**Task statement**
Write out the whole of the material exactly.

--- START OF Data entries ---

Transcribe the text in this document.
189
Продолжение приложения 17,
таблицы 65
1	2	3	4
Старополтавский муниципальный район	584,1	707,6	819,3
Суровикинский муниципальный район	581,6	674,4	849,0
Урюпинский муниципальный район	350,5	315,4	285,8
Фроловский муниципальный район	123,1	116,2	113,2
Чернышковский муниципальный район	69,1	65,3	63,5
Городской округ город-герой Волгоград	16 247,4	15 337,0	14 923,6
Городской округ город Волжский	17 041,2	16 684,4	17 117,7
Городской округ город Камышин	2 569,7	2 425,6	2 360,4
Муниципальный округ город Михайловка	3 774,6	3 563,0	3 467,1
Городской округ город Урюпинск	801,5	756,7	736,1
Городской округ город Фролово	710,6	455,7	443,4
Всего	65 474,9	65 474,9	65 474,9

--- END OF Data entries ---

**Completed exercise**
Transcribe the text in this document.
189
Продолжение приложения 17,
таблицы 65
1	2	3	4
Старополтавский муниципальный район	584,1	707,6	819,3
Суровикинский муниципальный район	581,6	674,4	849,0
Урюпинский муниципальный район	350,5	315,4	285,8
Фроловский муниципальный район	123,1	116,2	113,2
Чернышковский муниципальный район	69,1	65,3	63,5
Городской округ город-герой Волгоград	16 247,4	15 337,0	14 923,6
Городской округ город Волжский	17 041,2	16 684,4	17 117,7
Городской округ город Камышин	2 569,7	2 425,6	2 360,4
Муниципальный округ город Михайловка	3 774,6	3 563,0	3 467,1
Городской округ город Урюпинск	801,5	756,7	736,1
Городской округ город Фролово	710,6	455,7	443,4
Всего	65 474,9	65 474,9	65 474,9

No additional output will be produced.